Written task: Nothing may be dropped or altered: reproduce all the data.

Data provided:
++++++++++

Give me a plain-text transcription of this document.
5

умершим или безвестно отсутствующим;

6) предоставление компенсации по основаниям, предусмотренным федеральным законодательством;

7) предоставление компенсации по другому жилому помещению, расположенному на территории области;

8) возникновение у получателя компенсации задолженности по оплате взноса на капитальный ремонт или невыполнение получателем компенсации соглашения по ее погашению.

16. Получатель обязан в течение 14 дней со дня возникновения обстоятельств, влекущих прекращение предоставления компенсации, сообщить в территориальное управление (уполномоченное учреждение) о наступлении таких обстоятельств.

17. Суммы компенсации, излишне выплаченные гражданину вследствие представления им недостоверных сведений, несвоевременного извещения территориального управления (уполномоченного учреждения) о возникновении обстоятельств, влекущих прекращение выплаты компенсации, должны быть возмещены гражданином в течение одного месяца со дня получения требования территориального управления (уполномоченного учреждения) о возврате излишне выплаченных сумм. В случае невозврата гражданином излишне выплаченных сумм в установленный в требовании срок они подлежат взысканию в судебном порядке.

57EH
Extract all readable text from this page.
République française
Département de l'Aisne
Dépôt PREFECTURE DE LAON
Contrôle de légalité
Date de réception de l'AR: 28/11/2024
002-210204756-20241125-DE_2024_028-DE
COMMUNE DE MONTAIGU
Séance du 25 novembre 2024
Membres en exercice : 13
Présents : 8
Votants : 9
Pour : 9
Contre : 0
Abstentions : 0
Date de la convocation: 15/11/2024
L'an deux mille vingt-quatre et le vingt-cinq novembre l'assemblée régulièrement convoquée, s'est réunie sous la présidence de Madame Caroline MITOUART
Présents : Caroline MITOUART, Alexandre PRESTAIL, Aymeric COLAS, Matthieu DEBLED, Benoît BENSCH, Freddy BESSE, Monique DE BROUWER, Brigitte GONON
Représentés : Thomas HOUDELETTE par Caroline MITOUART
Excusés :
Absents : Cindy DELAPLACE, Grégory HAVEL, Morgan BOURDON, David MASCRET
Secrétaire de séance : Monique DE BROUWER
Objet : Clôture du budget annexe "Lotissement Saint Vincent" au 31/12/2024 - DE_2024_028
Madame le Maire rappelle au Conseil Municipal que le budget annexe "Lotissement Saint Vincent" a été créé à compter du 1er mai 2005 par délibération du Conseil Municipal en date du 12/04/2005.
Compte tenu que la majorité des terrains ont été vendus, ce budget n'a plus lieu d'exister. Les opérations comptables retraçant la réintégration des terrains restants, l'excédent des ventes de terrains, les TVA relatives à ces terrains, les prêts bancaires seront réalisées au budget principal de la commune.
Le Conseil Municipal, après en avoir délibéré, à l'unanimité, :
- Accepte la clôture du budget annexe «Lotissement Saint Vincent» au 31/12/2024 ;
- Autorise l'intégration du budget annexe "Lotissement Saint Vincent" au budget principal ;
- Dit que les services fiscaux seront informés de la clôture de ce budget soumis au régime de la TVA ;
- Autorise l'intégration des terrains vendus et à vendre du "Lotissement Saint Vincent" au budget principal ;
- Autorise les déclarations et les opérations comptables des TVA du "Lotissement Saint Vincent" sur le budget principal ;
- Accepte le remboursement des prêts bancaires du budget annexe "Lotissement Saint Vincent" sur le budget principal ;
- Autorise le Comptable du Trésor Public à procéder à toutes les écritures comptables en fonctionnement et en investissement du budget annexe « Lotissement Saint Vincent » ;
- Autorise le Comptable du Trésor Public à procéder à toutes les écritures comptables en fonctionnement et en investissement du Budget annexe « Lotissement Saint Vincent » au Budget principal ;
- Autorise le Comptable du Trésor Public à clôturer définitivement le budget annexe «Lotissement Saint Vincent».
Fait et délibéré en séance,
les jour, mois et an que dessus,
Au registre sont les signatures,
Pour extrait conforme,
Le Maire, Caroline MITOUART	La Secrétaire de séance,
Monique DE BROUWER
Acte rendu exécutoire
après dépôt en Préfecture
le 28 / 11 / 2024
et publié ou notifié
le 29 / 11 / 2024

++++++++++

Right answer:
Give me a plain-text transcription of this document.
5

умершим или безвестно отсутствующим;

6) предоставление компенсации по основаниям, предусмотренным федеральным законодательством;

7) предоставление компенсации по другому жилому помещению, расположенному на территории области;

8) возникновение у получателя компенсации задолженности по оплате взноса на капитальный ремонт или невыполнение получателем компенсации соглашения по ее погашению.

16. Получатель обязан в течение 14 дней со дня возникновения обстоятельств, влекущих прекращение предоставления компенсации, сообщить в территориальное управление (уполномоченное учреждение) о наступлении таких обстоятельств.

17. Суммы компенсации, излишне выплаченные гражданину вследствие представления им недостоверных сведений, несвоевременного извещения территориального управления (уполномоченного учреждения) о возникновении обстоятельств, влекущих прекращение выплаты компенсации, должны быть возмещены гражданином в течение одного месяца со дня получения требования территориального управления (уполномоченного учреждения) о возврате излишне выплаченных сумм. В случае невозврата гражданином излишне выплаченных сумм в установленный в требовании срок они подлежат взысканию в судебном порядке.

57EH
Extract all readable text from this page.
République française
Département de l'Aisne
Dépôt PREFECTURE DE LAON
Contrôle de légalité
Date de réception de l'AR: 28/11/2024
002-210204756-20241125-DE_2024_028-DE
COMMUNE DE MONTAIGU
Séance du 25 novembre 2024
Membres en exercice : 13
Présents : 8
Votants : 9
Pour : 9
Contre : 0
Abstentions : 0
Date de la convocation: 15/11/2024
L'an deux mille vingt-quatre et le vingt-cinq novembre l'assemblée régulièrement convoquée, s'est réunie sous la présidence de Madame Caroline MITOUART
Présents : Caroline MITOUART, Alexandre PRESTAIL, Aymeric COLAS, Matthieu DEBLED, Benoît BENSCH, Freddy BESSE, Monique DE BROUWER, Brigitte GONON
Représentés : Thomas HOUDELETTE par Caroline MITOUART
Excusés :
Absents : Cindy DELAPLACE, Grégory HAVEL, Morgan BOURDON, David MASCRET
Secrétaire de séance : Monique DE BROUWER
Objet : Clôture du budget annexe "Lotissement Saint Vincent" au 31/12/2024 - DE_2024_028
Madame le Maire rappelle au Conseil Municipal que le budget annexe "Lotissement Saint Vincent" a été créé à compter du 1er mai 2005 par délibération du Conseil Municipal en date du 12/04/2005.
Compte tenu que la majorité des terrains ont été vendus, ce budget n'a plus lieu d'exister. Les opérations comptables retraçant la réintégration des terrains restants, l'excédent des ventes de terrains, les TVA relatives à ces terrains, les prêts bancaires seront réalisées au budget principal de la commune.
Le Conseil Municipal, après en avoir délibéré, à l'unanimité, :
- Accepte la clôture du budget annexe «Lotissement Saint Vincent» au 31/12/2024 ;
- Autorise l'intégration du budget annexe "Lotissement Saint Vincent" au budget principal ;
- Dit que les services fiscaux seront informés de la clôture de ce budget soumis au régime de la TVA ;
- Autorise l'intégration des terrains vendus et à vendre du "Lotissement Saint Vincent" au budget principal ;
- Autorise les déclarations et les opérations comptables des TVA du "Lotissement Saint Vincent" sur le budget principal ;
- Accepte le remboursement des prêts bancaires du budget annexe "Lotissement Saint Vincent" sur le budget principal ;
- Autorise le Comptable du Trésor Public à procéder à toutes les écritures comptables en fonctionnement et en investissement du budget annexe « Lotissement Saint Vincent » ;
- Autorise le Comptable du Trésor Public à procéder à toutes les écritures comptables en fonctionnement et en investissement du Budget annexe « Lotissement Saint Vincent » au Budget principal ;
- Autorise le Comptable du Trésor Public à clôturer définitivement le budget annexe «Lotissement Saint Vincent».
Fait et délibéré en séance,
les jour, mois et an que dessus,
Au registre sont les signatures,
Pour extrait conforme,
Le Maire, Caroline MITOUART	La Secrétaire de séance,
Monique DE BROUWER
Acte rendu exécutoire
après dépôt en Préfecture
le 28 / 11 / 2024
et publié ou notifié
le 29 / 11 / 2024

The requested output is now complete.